REQUIRED TASK: Send back the records in full, character for character.
Start of MATERIAL FOR THIS TASK
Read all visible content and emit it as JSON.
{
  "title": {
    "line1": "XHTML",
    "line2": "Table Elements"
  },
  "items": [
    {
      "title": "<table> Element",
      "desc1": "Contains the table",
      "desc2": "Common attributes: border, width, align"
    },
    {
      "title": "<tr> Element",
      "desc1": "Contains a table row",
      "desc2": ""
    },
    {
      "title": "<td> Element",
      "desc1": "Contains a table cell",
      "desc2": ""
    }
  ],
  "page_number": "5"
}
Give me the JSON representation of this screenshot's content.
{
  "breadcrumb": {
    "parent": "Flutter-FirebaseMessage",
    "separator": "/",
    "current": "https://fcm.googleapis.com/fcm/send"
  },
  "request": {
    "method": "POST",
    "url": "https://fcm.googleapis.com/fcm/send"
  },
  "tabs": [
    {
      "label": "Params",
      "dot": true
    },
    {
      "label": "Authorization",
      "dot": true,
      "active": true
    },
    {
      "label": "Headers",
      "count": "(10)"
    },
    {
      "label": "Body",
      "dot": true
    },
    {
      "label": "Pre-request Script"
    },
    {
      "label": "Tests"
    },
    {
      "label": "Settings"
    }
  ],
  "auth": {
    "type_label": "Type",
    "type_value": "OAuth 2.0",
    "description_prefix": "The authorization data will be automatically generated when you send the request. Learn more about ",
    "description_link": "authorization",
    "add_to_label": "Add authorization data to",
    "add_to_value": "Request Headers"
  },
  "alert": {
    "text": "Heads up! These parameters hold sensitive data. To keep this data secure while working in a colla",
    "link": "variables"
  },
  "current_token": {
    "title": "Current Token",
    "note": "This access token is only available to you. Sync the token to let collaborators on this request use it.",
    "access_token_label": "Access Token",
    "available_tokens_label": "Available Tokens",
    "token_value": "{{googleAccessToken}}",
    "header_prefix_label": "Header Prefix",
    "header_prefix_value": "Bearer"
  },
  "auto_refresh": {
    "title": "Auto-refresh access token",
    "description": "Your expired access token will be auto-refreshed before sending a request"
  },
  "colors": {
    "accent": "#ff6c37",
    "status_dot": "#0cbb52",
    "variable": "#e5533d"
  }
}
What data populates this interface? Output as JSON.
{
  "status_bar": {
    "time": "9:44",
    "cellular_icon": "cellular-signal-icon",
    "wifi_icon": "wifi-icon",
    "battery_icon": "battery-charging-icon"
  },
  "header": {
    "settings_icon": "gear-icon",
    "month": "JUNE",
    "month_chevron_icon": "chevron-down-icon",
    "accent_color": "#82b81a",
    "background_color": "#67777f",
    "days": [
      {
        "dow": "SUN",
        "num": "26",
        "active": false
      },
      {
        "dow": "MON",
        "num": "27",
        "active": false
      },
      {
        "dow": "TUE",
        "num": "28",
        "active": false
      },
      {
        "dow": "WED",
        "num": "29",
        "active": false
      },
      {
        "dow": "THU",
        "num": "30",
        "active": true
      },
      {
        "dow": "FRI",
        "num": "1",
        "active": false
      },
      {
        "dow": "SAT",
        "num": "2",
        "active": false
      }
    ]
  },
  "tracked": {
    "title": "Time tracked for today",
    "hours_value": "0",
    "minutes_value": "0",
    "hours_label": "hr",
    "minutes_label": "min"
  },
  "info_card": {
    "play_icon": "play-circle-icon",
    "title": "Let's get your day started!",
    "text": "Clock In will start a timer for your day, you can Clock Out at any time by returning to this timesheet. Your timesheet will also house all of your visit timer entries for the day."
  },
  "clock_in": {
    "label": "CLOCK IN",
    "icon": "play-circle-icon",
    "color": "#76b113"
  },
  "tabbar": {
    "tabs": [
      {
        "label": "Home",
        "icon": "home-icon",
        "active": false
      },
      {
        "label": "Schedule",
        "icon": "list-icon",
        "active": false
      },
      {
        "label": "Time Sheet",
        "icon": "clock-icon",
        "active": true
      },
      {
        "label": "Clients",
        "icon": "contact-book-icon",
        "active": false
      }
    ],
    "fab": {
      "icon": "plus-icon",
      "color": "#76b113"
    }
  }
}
End of MATERIAL FOR THIS TASK
SOLUTION:
Read all visible content and emit it as JSON.
{
  "title": {
    "line1": "XHTML",
    "line2": "Table Elements"
  },
  "items": [
    {
      "title": "<table> Element",
      "desc1": "Contains the table",
      "desc2": "Common attributes: border, width, align"
    },
    {
      "title": "<tr> Element",
      "desc1": "Contains a table row",
      "desc2": ""
    },
    {
      "title": "<td> Element",
      "desc1": "Contains a table cell",
      "desc2": ""
    }
  ],
  "page_number": "5"
}
Give me the JSON representation of this screenshot's content.
{
  "breadcrumb": {
    "parent": "Flutter-FirebaseMessage",
    "separator": "/",
    "current": "https://fcm.googleapis.com/fcm/send"
  },
  "request": {
    "method": "POST",
    "url": "https://fcm.googleapis.com/fcm/send"
  },
  "tabs": [
    {
      "label": "Params",
      "dot": true
    },
    {
      "label": "Authorization",
      "dot": true,
      "active": true
    },
    {
      "label": "Headers",
      "count": "(10)"
    },
    {
      "label": "Body",
      "dot": true
    },
    {
      "label": "Pre-request Script"
    },
    {
      "label": "Tests"
    },
    {
      "label": "Settings"
    }
  ],
  "auth": {
    "type_label": "Type",
    "type_value": "OAuth 2.0",
    "description_prefix": "The authorization data will be automatically generated when you send the request. Learn more about ",
    "description_link": "authorization",
    "add_to_label": "Add authorization data to",
    "add_to_value": "Request Headers"
  },
  "alert": {
    "text": "Heads up! These parameters hold sensitive data. To keep this data secure while working in a colla",
    "link": "variables"
  },
  "current_token": {
    "title": "Current Token",
    "note": "This access token is only available to you. Sync the token to let collaborators on this request use it.",
    "access_token_label": "Access Token",
    "available_tokens_label": "Available Tokens",
    "token_value": "{{googleAccessToken}}",
    "header_prefix_label": "Header Prefix",
    "header_prefix_value": "Bearer"
  },
  "auto_refresh": {
    "title": "Auto-refresh access token",
    "description": "Your expired access token will be auto-refreshed before sending a request"
  },
  "colors": {
    "accent": "#ff6c37",
    "status_dot": "#0cbb52",
    "variable": "#e5533d"
  }
}
What data populates this interface? Output as JSON.
{
  "status_bar": {
    "time": "9:44",
    "cellular_icon": "cellular-signal-icon",
    "wifi_icon": "wifi-icon",
    "battery_icon": "battery-charging-icon"
  },
  "header": {
    "settings_icon": "gear-icon",
    "month": "JUNE",
    "month_chevron_icon": "chevron-down-icon",
    "accent_color": "#82b81a",
    "background_color": "#67777f",
    "days": [
      {
        "dow": "SUN",
        "num": "26",
        "active": false
      },
      {
        "dow": "MON",
        "num": "27",
        "active": false
      },
      {
        "dow": "TUE",
        "num": "28",
        "active": false
      },
      {
        "dow": "WED",
        "num": "29",
        "active": false
      },
      {
        "dow": "THU",
        "num": "30",
        "active": true
      },
      {
        "dow": "FRI",
        "num": "1",
        "active": false
      },
      {
        "dow": "SAT",
        "num": "2",
        "active": false
      }
    ]
  },
  "tracked": {
    "title": "Time tracked for today",
    "hours_value": "0",
    "minutes_value": "0",
    "hours_label": "hr",
    "minutes_label": "min"
  },
  "info_card": {
    "play_icon": "play-circle-icon",
    "title": "Let's get your day started!",
    "text": "Clock In will start a timer for your day, you can Clock Out at any time by returning to this timesheet. Your timesheet will also house all of your visit timer entries for the day."
  },
  "clock_in": {
    "label": "CLOCK IN",
    "icon": "play-circle-icon",
    "color": "#76b113"
  },
  "tabbar": {
    "tabs": [
      {
        "label": "Home",
        "icon": "home-icon",
        "active": false
      },
      {
        "label": "Schedule",
        "icon": "list-icon",
        "active": false
      },
      {
        "label": "Time Sheet",
        "icon": "clock-icon",
        "active": true
      },
      {
        "label": "Clients",
        "icon": "contact-book-icon",
        "active": false
      }
    ],
    "fab": {
      "icon": "plus-icon",
      "color": "#76b113"
    }
  }
}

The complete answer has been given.